TASK DIRECTIONS
Will you extract the entries word for word? Images should not appear in the copy.

[Data extracted from a collection]
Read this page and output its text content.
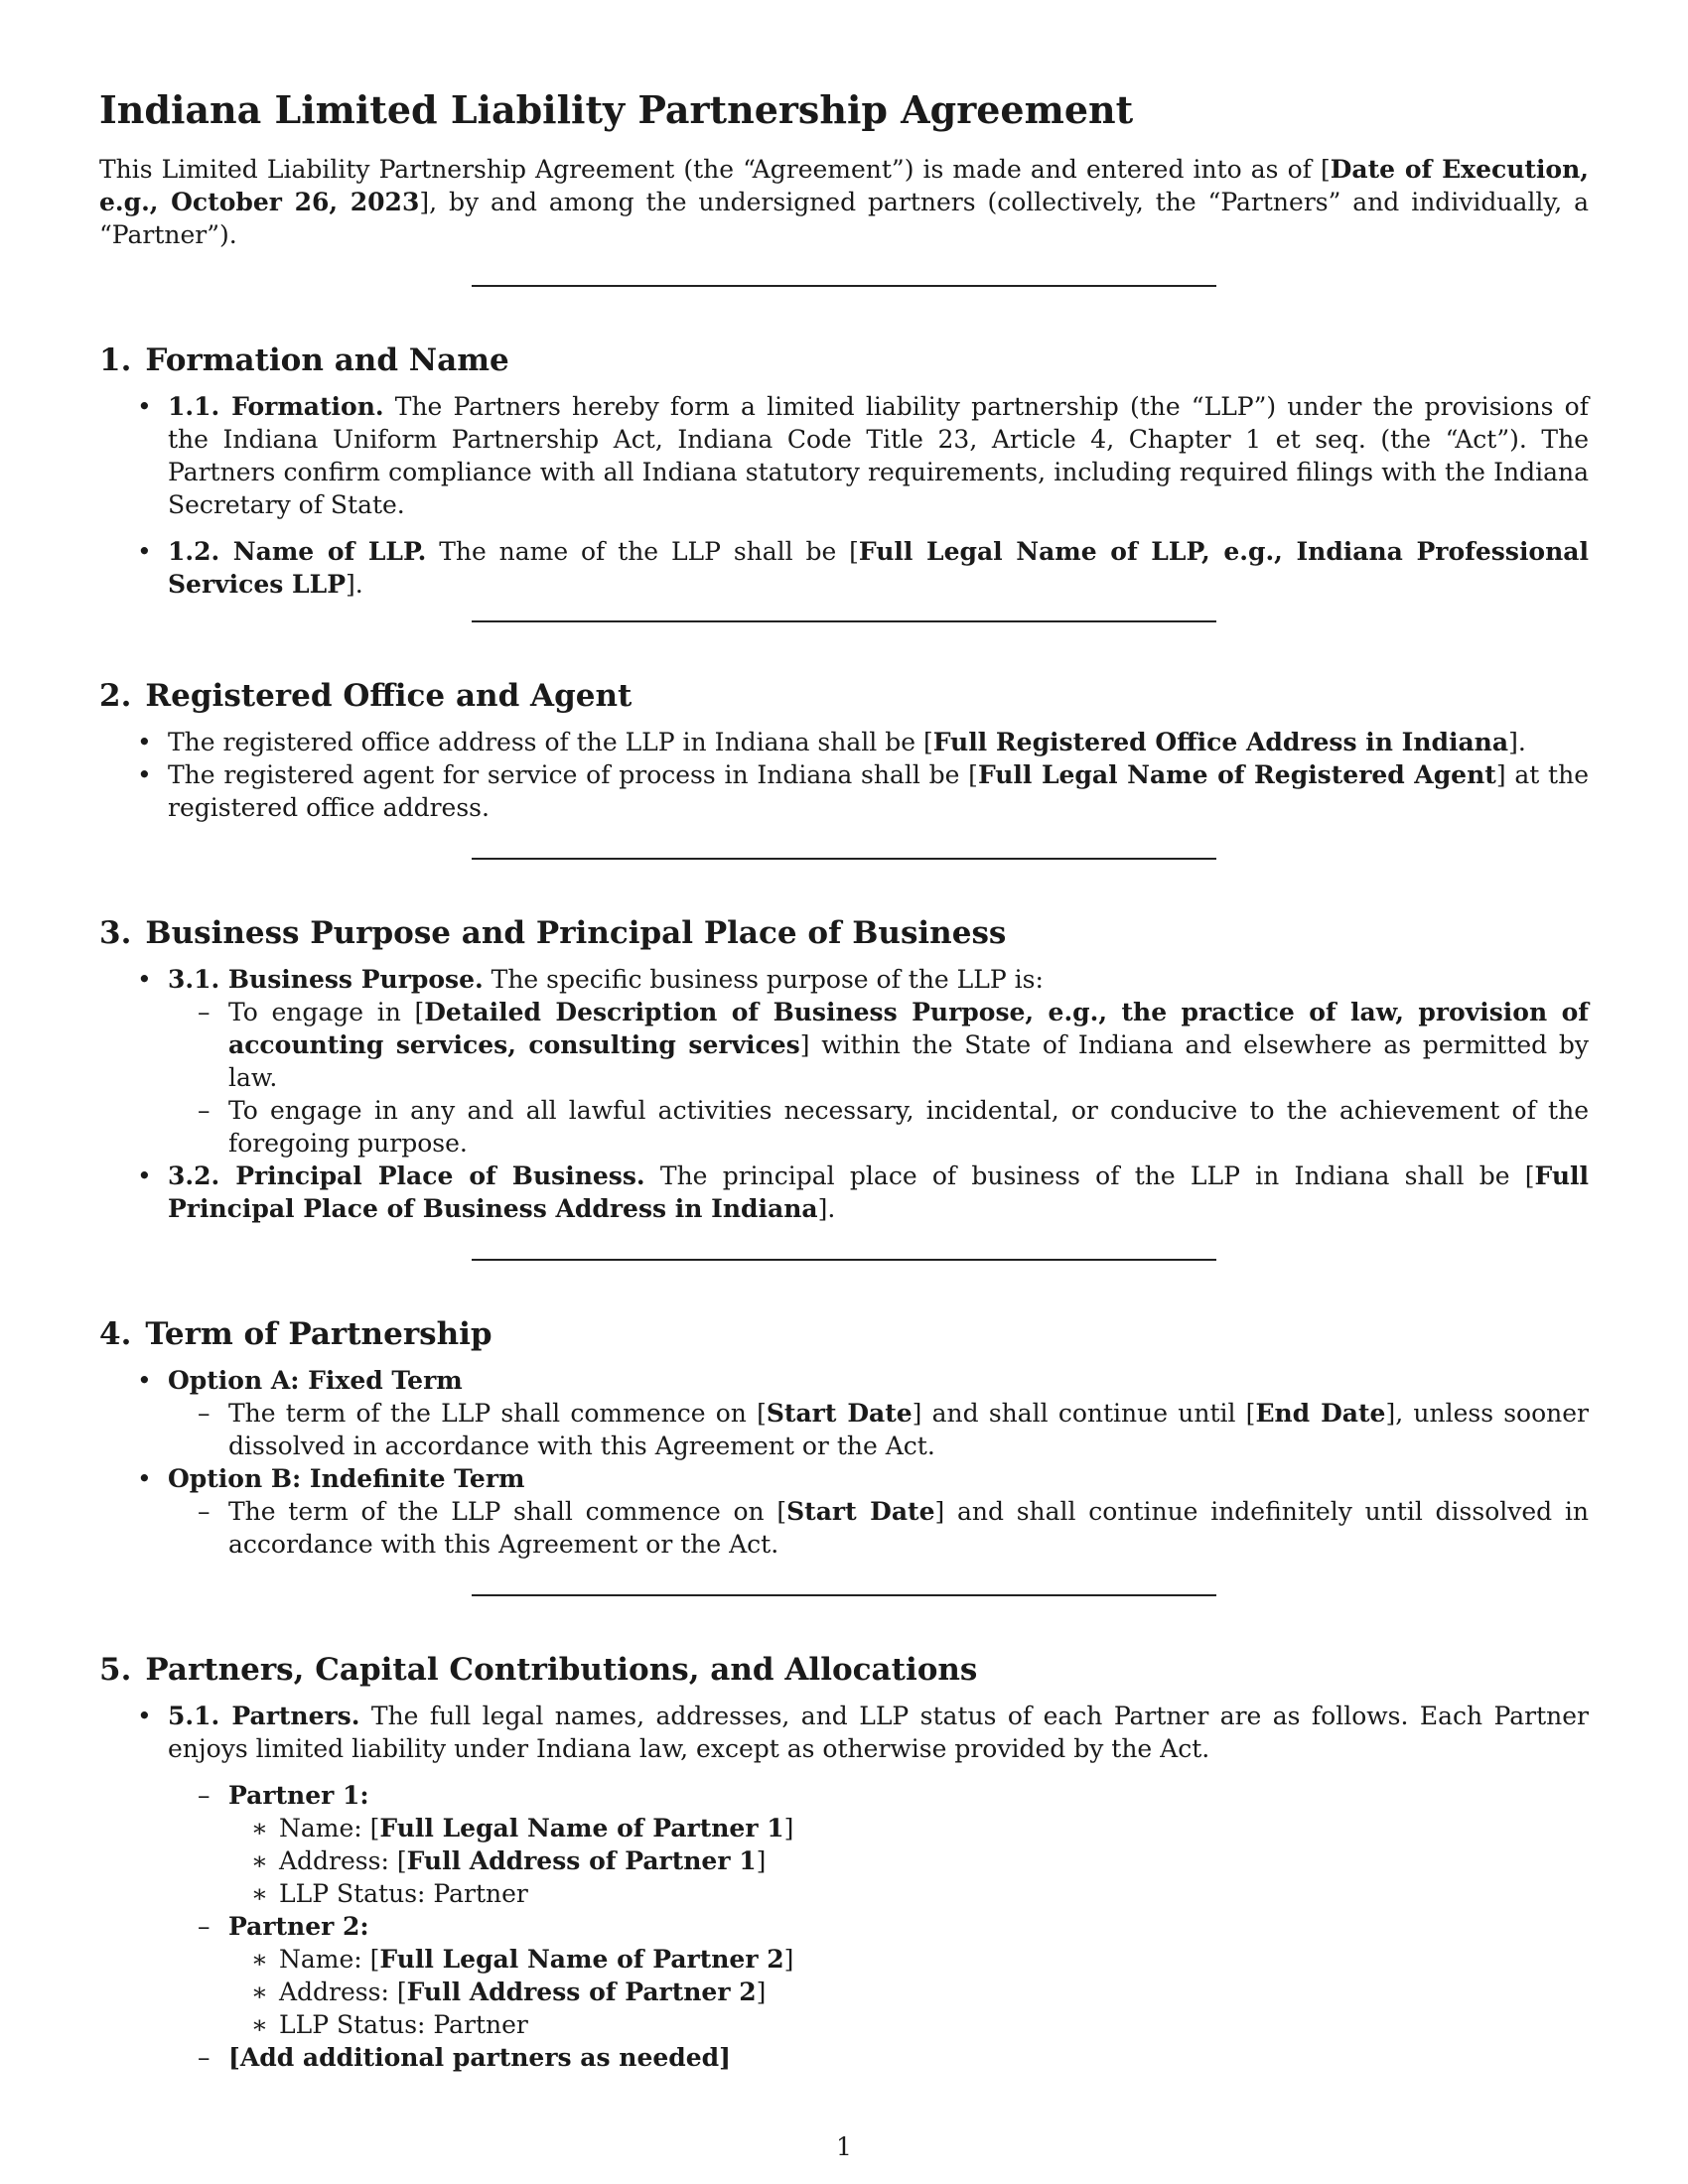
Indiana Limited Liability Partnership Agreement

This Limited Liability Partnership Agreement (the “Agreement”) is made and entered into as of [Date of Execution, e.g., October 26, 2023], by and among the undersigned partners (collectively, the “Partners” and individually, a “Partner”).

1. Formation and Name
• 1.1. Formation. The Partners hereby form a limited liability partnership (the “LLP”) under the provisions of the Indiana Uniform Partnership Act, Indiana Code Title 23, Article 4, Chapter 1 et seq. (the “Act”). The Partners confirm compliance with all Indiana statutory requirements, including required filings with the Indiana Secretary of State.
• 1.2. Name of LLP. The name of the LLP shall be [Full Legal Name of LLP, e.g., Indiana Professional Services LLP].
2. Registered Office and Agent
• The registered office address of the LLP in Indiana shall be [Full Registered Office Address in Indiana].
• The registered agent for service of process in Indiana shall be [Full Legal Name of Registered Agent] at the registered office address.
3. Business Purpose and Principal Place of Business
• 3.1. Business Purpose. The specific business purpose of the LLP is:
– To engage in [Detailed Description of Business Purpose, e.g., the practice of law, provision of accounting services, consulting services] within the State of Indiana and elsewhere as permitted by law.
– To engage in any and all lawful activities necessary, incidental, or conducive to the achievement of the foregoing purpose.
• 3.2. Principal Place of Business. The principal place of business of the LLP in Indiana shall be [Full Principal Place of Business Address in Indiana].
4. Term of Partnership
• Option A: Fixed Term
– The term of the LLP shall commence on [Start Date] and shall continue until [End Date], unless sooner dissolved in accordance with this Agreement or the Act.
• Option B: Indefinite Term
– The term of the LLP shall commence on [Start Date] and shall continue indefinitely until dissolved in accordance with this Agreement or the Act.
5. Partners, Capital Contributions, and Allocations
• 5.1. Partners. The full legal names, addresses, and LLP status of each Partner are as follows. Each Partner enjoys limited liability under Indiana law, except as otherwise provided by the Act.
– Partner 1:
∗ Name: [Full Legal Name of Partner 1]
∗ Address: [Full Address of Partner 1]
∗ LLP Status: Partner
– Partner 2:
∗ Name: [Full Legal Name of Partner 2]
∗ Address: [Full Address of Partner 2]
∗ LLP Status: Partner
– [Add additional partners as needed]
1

RESPONSE FOR THIS EXERCISE
Read this page and output its text content.
Indiana Limited Liability Partnership Agreement

This Limited Liability Partnership Agreement (the “Agreement”) is made and entered into as of [Date of Execution, e.g., October 26, 2023], by and among the undersigned partners (collectively, the “Partners” and individually, a “Partner”).

1. Formation and Name
• 1.1. Formation. The Partners hereby form a limited liability partnership (the “LLP”) under the provisions of the Indiana Uniform Partnership Act, Indiana Code Title 23, Article 4, Chapter 1 et seq. (the “Act”). The Partners confirm compliance with all Indiana statutory requirements, including required filings with the Indiana Secretary of State.
• 1.2. Name of LLP. The name of the LLP shall be [Full Legal Name of LLP, e.g., Indiana Professional Services LLP].
2. Registered Office and Agent
• The registered office address of the LLP in Indiana shall be [Full Registered Office Address in Indiana].
• The registered agent for service of process in Indiana shall be [Full Legal Name of Registered Agent] at the registered office address.
3. Business Purpose and Principal Place of Business
• 3.1. Business Purpose. The specific business purpose of the LLP is:
– To engage in [Detailed Description of Business Purpose, e.g., the practice of law, provision of accounting services, consulting services] within the State of Indiana and elsewhere as permitted by law.
– To engage in any and all lawful activities necessary, incidental, or conducive to the achievement of the foregoing purpose.
• 3.2. Principal Place of Business. The principal place of business of the LLP in Indiana shall be [Full Principal Place of Business Address in Indiana].
4. Term of Partnership
• Option A: Fixed Term
– The term of the LLP shall commence on [Start Date] and shall continue until [End Date], unless sooner dissolved in accordance with this Agreement or the Act.
• Option B: Indefinite Term
– The term of the LLP shall commence on [Start Date] and shall continue indefinitely until dissolved in accordance with this Agreement or the Act.
5. Partners, Capital Contributions, and Allocations
• 5.1. Partners. The full legal names, addresses, and LLP status of each Partner are as follows. Each Partner enjoys limited liability under Indiana law, except as otherwise provided by the Act.
– Partner 1:
∗ Name: [Full Legal Name of Partner 1]
∗ Address: [Full Address of Partner 1]
∗ LLP Status: Partner
– Partner 2:
∗ Name: [Full Legal Name of Partner 2]
∗ Address: [Full Address of Partner 2]
∗ LLP Status: Partner
– [Add additional partners as needed]
1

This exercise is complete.